[What to produce]: Identify all lines below that hold "School" and collect them.

○ ○ ○ ○ ○

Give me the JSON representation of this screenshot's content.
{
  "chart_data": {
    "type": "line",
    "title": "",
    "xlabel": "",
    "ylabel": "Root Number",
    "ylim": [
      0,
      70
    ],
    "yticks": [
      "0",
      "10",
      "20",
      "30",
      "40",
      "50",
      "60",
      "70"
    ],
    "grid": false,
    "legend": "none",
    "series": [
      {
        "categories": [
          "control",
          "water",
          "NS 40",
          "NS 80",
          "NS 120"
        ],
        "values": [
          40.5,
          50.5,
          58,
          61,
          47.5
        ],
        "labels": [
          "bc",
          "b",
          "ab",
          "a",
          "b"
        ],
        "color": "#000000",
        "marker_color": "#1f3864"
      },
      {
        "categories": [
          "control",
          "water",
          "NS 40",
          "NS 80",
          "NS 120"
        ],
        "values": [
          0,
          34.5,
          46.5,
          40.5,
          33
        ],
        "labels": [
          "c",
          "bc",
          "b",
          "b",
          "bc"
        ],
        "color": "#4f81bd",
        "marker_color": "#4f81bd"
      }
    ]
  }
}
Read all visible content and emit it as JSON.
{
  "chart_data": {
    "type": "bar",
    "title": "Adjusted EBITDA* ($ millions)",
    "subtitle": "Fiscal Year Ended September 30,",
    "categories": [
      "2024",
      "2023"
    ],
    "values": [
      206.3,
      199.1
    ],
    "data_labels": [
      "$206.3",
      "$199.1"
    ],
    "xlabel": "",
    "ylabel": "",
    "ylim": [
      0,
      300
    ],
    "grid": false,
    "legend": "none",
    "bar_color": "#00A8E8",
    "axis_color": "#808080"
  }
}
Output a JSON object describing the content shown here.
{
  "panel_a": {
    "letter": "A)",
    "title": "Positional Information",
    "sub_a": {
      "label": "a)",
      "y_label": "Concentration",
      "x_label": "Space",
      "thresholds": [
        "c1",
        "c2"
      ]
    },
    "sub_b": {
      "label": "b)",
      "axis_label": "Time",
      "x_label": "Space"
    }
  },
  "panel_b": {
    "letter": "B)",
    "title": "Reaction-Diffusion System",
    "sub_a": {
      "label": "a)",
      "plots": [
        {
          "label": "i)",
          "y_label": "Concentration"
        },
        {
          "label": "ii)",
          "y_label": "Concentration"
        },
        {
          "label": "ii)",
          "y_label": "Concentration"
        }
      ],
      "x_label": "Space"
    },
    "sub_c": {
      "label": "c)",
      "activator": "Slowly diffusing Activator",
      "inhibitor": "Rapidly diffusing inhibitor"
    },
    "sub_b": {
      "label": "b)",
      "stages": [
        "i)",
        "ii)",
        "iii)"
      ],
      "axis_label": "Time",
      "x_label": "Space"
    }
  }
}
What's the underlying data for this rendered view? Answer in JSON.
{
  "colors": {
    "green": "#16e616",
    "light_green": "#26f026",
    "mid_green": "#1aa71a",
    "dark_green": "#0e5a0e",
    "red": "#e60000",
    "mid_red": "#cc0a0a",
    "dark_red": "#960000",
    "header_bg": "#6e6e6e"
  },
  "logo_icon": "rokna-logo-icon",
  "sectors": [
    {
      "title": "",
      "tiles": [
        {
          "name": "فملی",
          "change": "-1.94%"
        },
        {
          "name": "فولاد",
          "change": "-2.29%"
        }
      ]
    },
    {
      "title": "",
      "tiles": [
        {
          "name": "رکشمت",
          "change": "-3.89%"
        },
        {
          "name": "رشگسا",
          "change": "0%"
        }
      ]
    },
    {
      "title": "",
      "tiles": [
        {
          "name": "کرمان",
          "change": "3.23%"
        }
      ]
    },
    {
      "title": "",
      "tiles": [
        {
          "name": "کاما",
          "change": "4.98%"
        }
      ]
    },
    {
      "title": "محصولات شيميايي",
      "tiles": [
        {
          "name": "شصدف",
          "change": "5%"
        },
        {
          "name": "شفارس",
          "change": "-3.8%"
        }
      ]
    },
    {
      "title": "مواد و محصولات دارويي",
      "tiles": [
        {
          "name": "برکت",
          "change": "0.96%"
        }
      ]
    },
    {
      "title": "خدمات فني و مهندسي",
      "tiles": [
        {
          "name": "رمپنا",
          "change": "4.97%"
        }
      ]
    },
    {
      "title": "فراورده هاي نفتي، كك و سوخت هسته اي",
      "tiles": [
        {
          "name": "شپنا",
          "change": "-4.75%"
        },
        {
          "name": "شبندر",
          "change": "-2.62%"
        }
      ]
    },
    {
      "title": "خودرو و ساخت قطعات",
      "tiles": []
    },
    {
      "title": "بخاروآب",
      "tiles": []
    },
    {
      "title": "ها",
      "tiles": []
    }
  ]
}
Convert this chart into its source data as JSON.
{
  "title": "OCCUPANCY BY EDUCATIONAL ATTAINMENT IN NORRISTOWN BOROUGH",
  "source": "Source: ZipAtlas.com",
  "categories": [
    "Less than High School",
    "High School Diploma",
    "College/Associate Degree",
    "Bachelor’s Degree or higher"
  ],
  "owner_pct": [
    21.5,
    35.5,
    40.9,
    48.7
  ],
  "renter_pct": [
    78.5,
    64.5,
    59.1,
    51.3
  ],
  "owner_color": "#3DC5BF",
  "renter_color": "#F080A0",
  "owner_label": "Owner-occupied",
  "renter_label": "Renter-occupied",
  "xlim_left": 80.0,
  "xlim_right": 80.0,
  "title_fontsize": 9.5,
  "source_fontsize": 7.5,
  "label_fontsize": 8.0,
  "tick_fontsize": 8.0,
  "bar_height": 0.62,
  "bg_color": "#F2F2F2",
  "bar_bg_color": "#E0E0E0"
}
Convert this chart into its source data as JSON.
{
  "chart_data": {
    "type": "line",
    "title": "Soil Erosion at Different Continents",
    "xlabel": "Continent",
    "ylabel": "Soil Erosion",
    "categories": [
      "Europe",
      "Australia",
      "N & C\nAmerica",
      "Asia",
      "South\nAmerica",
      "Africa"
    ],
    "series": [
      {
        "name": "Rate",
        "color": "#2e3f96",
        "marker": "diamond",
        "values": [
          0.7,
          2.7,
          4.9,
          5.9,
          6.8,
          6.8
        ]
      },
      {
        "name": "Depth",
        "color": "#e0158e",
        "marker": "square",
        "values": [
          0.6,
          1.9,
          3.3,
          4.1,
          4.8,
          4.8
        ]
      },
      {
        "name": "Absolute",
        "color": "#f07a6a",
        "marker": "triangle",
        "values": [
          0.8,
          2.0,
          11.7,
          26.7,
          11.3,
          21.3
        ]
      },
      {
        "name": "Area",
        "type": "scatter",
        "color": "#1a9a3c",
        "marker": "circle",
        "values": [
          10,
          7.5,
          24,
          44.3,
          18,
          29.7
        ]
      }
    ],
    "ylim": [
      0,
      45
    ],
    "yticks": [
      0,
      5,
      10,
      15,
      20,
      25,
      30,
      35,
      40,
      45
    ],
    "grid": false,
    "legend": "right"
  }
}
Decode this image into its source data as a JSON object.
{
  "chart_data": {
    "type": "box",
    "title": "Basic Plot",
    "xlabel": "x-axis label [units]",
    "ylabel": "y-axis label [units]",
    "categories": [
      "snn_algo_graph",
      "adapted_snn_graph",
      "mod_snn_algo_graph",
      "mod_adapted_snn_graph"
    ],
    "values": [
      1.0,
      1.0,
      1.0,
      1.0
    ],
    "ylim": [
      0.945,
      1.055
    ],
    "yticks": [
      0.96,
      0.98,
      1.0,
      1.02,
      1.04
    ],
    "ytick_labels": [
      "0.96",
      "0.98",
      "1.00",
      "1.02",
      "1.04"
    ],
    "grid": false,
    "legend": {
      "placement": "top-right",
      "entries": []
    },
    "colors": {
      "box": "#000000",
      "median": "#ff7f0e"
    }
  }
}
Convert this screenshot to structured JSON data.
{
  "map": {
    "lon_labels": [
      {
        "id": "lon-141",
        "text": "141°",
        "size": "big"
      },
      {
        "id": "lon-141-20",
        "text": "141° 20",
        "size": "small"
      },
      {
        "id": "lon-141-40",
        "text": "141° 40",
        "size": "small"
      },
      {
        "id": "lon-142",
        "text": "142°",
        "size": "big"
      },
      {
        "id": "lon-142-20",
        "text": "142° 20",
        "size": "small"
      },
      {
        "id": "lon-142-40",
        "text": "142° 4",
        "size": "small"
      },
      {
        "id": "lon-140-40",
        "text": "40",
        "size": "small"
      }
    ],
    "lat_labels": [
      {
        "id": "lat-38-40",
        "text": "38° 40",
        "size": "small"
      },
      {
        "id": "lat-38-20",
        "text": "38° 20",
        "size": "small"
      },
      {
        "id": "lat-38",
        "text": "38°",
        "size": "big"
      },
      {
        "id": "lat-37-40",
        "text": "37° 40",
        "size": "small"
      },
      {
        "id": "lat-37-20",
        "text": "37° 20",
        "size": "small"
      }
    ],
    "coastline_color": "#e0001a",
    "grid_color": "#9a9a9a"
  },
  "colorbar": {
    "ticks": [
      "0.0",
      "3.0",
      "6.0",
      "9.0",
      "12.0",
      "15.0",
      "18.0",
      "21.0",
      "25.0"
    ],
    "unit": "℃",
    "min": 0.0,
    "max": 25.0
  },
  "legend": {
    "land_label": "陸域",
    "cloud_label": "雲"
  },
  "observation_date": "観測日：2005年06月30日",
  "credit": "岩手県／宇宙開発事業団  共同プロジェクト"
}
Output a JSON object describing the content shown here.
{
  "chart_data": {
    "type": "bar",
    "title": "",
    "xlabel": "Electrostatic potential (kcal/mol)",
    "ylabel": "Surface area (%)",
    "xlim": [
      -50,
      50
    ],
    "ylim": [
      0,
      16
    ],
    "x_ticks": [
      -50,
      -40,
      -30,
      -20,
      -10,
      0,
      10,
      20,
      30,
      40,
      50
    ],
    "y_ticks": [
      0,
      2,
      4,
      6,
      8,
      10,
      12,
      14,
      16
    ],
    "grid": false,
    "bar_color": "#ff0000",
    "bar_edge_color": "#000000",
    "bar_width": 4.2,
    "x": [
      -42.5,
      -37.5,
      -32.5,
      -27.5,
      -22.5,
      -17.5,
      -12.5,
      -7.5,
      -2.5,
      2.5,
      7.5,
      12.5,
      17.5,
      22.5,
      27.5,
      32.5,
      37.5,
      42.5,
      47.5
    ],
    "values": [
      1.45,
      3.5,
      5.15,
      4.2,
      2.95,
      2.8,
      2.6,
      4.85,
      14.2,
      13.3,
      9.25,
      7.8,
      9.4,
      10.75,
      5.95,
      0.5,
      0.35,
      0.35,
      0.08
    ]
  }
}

○ ○ ○ ○ ○

[Written solution]:
    "Less than High School",
    "High School Diploma",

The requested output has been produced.